Supplied records
──────────────────────────────
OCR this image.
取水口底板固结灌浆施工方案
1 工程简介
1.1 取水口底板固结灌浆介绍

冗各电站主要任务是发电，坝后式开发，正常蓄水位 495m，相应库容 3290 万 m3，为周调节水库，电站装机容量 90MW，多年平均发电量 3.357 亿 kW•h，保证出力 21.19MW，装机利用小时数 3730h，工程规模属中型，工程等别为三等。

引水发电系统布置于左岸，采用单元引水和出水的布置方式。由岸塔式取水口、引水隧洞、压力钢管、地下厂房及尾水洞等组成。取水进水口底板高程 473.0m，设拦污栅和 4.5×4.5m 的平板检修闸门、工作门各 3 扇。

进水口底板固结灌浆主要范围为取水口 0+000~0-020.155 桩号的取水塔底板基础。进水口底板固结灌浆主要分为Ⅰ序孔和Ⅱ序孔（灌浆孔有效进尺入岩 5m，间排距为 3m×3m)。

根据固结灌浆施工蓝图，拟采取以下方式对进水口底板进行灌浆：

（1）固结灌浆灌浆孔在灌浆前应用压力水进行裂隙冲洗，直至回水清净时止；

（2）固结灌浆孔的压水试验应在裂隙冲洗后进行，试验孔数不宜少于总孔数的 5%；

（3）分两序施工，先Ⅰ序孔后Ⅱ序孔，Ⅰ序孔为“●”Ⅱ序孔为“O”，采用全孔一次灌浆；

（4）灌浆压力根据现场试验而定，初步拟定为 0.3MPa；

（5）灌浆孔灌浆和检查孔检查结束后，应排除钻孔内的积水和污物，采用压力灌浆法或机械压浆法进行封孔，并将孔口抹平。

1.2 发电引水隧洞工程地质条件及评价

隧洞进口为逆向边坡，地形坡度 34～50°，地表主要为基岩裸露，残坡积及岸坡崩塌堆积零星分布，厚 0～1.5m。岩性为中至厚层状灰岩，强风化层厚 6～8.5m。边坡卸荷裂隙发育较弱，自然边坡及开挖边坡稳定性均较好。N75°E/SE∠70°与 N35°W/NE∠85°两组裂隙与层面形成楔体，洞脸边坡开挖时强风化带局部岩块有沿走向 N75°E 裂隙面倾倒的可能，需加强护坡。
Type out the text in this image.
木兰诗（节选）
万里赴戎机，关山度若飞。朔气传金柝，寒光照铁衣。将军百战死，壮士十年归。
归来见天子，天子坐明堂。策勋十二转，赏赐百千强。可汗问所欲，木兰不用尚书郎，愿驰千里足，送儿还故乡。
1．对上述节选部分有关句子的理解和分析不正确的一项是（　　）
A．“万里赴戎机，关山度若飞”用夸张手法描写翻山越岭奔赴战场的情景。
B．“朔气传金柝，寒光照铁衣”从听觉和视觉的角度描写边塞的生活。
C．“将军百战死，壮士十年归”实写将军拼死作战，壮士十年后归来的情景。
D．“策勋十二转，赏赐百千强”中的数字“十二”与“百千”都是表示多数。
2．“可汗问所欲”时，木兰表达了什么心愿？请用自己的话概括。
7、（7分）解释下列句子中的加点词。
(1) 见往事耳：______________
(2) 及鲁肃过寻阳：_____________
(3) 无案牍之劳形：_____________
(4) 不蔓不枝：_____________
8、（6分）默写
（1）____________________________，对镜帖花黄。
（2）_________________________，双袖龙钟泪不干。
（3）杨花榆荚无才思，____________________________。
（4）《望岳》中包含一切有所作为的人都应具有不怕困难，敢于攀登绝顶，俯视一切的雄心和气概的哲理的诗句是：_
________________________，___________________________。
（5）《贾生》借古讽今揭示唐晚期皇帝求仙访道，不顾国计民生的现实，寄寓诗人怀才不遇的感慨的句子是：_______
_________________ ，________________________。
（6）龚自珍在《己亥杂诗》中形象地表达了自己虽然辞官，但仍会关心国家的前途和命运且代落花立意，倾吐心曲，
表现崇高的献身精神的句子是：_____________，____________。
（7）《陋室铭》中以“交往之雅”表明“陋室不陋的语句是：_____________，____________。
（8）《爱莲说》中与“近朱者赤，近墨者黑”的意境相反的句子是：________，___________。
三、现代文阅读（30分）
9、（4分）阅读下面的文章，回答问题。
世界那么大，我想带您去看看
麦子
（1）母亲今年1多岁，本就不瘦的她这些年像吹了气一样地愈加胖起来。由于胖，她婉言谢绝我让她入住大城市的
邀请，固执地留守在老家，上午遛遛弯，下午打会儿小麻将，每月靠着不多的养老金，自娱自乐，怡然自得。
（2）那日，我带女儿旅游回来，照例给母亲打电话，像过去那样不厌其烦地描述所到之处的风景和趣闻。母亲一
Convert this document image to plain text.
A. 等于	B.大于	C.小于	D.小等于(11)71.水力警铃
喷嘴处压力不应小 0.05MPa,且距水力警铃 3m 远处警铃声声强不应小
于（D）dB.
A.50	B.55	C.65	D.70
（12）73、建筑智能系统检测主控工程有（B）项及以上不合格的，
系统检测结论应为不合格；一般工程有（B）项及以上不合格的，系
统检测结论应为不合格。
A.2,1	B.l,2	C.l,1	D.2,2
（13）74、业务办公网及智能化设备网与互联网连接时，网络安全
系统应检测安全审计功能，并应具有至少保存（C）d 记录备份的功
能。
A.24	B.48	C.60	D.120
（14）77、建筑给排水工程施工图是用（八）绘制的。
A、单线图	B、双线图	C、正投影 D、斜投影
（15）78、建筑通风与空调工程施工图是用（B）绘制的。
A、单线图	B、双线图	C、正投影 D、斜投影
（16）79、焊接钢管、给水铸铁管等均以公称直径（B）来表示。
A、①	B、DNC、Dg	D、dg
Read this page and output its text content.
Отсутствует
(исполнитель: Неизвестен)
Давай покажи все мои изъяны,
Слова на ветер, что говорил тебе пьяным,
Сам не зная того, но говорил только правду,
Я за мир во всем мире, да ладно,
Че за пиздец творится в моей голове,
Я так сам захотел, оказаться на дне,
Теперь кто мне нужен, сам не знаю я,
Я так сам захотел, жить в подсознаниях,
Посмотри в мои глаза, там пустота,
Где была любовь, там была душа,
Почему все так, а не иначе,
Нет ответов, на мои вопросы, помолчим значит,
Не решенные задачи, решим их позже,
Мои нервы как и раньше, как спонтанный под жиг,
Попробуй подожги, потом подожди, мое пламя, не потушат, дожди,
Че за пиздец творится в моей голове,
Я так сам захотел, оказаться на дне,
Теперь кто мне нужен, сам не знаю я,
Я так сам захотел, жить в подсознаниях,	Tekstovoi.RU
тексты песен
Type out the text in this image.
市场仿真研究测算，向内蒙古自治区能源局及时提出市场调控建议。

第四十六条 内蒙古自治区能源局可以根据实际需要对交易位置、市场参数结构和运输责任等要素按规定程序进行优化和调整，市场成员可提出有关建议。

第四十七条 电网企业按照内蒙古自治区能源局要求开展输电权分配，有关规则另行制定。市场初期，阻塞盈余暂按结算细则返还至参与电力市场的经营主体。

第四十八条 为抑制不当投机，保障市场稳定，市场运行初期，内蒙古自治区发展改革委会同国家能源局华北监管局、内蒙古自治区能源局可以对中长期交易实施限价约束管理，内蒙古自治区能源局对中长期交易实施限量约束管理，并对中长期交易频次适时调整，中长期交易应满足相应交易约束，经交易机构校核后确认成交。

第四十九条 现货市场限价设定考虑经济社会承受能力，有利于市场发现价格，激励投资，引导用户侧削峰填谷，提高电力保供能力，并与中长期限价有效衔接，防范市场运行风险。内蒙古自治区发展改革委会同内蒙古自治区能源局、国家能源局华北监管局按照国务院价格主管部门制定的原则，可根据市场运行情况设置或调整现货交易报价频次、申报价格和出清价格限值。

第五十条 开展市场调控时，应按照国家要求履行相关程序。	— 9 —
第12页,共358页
──────────────────────────────
What needs to be done
Write each line above out exactly.

Task solution
OCR this image.
取水口底板固结灌浆施工方案
1 工程简介
1.1 取水口底板固结灌浆介绍

冗各电站主要任务是发电，坝后式开发，正常蓄水位 495m，相应库容 3290 万 m3，为周调节水库，电站装机容量 90MW，多年平均发电量 3.357 亿 kW•h，保证出力 21.19MW，装机利用小时数 3730h，工程规模属中型，工程等别为三等。

引水发电系统布置于左岸，采用单元引水和出水的布置方式。由岸塔式取水口、引水隧洞、压力钢管、地下厂房及尾水洞等组成。取水进水口底板高程 473.0m，设拦污栅和 4.5×4.5m 的平板检修闸门、工作门各 3 扇。

进水口底板固结灌浆主要范围为取水口 0+000~0-020.155 桩号的取水塔底板基础。进水口底板固结灌浆主要分为Ⅰ序孔和Ⅱ序孔（灌浆孔有效进尺入岩 5m，间排距为 3m×3m)。

根据固结灌浆施工蓝图，拟采取以下方式对进水口底板进行灌浆：

（1）固结灌浆灌浆孔在灌浆前应用压力水进行裂隙冲洗，直至回水清净时止；

（2）固结灌浆孔的压水试验应在裂隙冲洗后进行，试验孔数不宜少于总孔数的 5%；

（3）分两序施工，先Ⅰ序孔后Ⅱ序孔，Ⅰ序孔为“●”Ⅱ序孔为“O”，采用全孔一次灌浆；

（4）灌浆压力根据现场试验而定，初步拟定为 0.3MPa；

（5）灌浆孔灌浆和检查孔检查结束后，应排除钻孔内的积水和污物，采用压力灌浆法或机械压浆法进行封孔，并将孔口抹平。

1.2 发电引水隧洞工程地质条件及评价

隧洞进口为逆向边坡，地形坡度 34～50°，地表主要为基岩裸露，残坡积及岸坡崩塌堆积零星分布，厚 0～1.5m。岩性为中至厚层状灰岩，强风化层厚 6～8.5m。边坡卸荷裂隙发育较弱，自然边坡及开挖边坡稳定性均较好。N75°E/SE∠70°与 N35°W/NE∠85°两组裂隙与层面形成楔体，洞脸边坡开挖时强风化带局部岩块有沿走向 N75°E 裂隙面倾倒的可能，需加强护坡。
Type out the text in this image.
木兰诗（节选）
万里赴戎机，关山度若飞。朔气传金柝，寒光照铁衣。将军百战死，壮士十年归。
归来见天子，天子坐明堂。策勋十二转，赏赐百千强。可汗问所欲，木兰不用尚书郎，愿驰千里足，送儿还故乡。
1．对上述节选部分有关句子的理解和分析不正确的一项是（　　）
A．“万里赴戎机，关山度若飞”用夸张手法描写翻山越岭奔赴战场的情景。
B．“朔气传金柝，寒光照铁衣”从听觉和视觉的角度描写边塞的生活。
C．“将军百战死，壮士十年归”实写将军拼死作战，壮士十年后归来的情景。
D．“策勋十二转，赏赐百千强”中的数字“十二”与“百千”都是表示多数。
2．“可汗问所欲”时，木兰表达了什么心愿？请用自己的话概括。
7、（7分）解释下列句子中的加点词。
(1) 见往事耳：______________
(2) 及鲁肃过寻阳：_____________
(3) 无案牍之劳形：_____________
(4) 不蔓不枝：_____________
8、（6分）默写
（1）____________________________，对镜帖花黄。
（2）_________________________，双袖龙钟泪不干。
（3）杨花榆荚无才思，____________________________。
（4）《望岳》中包含一切有所作为的人都应具有不怕困难，敢于攀登绝顶，俯视一切的雄心和气概的哲理的诗句是：_
________________________，___________________________。
（5）《贾生》借古讽今揭示唐晚期皇帝求仙访道，不顾国计民生的现实，寄寓诗人怀才不遇的感慨的句子是：_______
_________________ ，________________________。
（6）龚自珍在《己亥杂诗》中形象地表达了自己虽然辞官，但仍会关心国家的前途和命运且代落花立意，倾吐心曲，
表现崇高的献身精神的句子是：_____________，____________。
（7）《陋室铭》中以“交往之雅”表明“陋室不陋的语句是：_____________，____________。
（8）《爱莲说》中与“近朱者赤，近墨者黑”的意境相反的句子是：________，___________。
三、现代文阅读（30分）
9、（4分）阅读下面的文章，回答问题。
世界那么大，我想带您去看看
麦子
（1）母亲今年1多岁，本就不瘦的她这些年像吹了气一样地愈加胖起来。由于胖，她婉言谢绝我让她入住大城市的
邀请，固执地留守在老家，上午遛遛弯，下午打会儿小麻将，每月靠着不多的养老金，自娱自乐，怡然自得。
（2）那日，我带女儿旅游回来，照例给母亲打电话，像过去那样不厌其烦地描述所到之处的风景和趣闻。母亲一
Convert this document image to plain text.
A. 等于	B.大于	C.小于	D.小等于(11)71.水力警铃
喷嘴处压力不应小 0.05MPa,且距水力警铃 3m 远处警铃声声强不应小
于（D）dB.
A.50	B.55	C.65	D.70
（12）73、建筑智能系统检测主控工程有（B）项及以上不合格的，
系统检测结论应为不合格；一般工程有（B）项及以上不合格的，系
统检测结论应为不合格。
A.2,1	B.l,2	C.l,1	D.2,2
（13）74、业务办公网及智能化设备网与互联网连接时，网络安全
系统应检测安全审计功能，并应具有至少保存（C）d 记录备份的功
能。
A.24	B.48	C.60	D.120
（14）77、建筑给排水工程施工图是用（八）绘制的。
A、单线图	B、双线图	C、正投影 D、斜投影
（15）78、建筑通风与空调工程施工图是用（B）绘制的。
A、单线图	B、双线图	C、正投影 D、斜投影
（16）79、焊接钢管、给水铸铁管等均以公称直径（B）来表示。
A、①	B、DNC、Dg	D、dg
Read this page and output its text content.
Отсутствует
(исполнитель: Неизвестен)
Давай покажи все мои изъяны,
Слова на ветер, что говорил тебе пьяным,
Сам не зная того, но говорил только правду,
Я за мир во всем мире, да ладно,
Че за пиздец творится в моей голове,
Я так сам захотел, оказаться на дне,
Теперь кто мне нужен, сам не знаю я,
Я так сам захотел, жить в подсознаниях,
Посмотри в мои глаза, там пустота,
Где была любовь, там была душа,
Почему все так, а не иначе,
Нет ответов, на мои вопросы, помолчим значит,
Не решенные задачи, решим их позже,
Мои нервы как и раньше, как спонтанный под жиг,
Попробуй подожги, потом подожди, мое пламя, не потушат, дожди,
Че за пиздец творится в моей голове,
Я так сам захотел, оказаться на дне,
Теперь кто мне нужен, сам не знаю я,
Я так сам захотел, жить в подсознаниях,	Tekstovoi.RU
тексты песен
Type out the text in this image.
市场仿真研究测算，向内蒙古自治区能源局及时提出市场调控建议。

第四十六条 内蒙古自治区能源局可以根据实际需要对交易位置、市场参数结构和运输责任等要素按规定程序进行优化和调整，市场成员可提出有关建议。

第四十七条 电网企业按照内蒙古自治区能源局要求开展输电权分配，有关规则另行制定。市场初期，阻塞盈余暂按结算细则返还至参与电力市场的经营主体。

第四十八条 为抑制不当投机，保障市场稳定，市场运行初期，内蒙古自治区发展改革委会同国家能源局华北监管局、内蒙古自治区能源局可以对中长期交易实施限价约束管理，内蒙古自治区能源局对中长期交易实施限量约束管理，并对中长期交易频次适时调整，中长期交易应满足相应交易约束，经交易机构校核后确认成交。

第四十九条 现货市场限价设定考虑经济社会承受能力，有利于市场发现价格，激励投资，引导用户侧削峰填谷，提高电力保供能力，并与中长期限价有效衔接，防范市场运行风险。内蒙古自治区发展改革委会同内蒙古自治区能源局、国家能源局华北监管局按照国务院价格主管部门制定的原则，可根据市场运行情况设置或调整现货交易报价频次、申报价格和出清价格限值。

第五十条 开展市场调控时，应按照国家要求履行相关程序。	— 9 —
第12页,共358页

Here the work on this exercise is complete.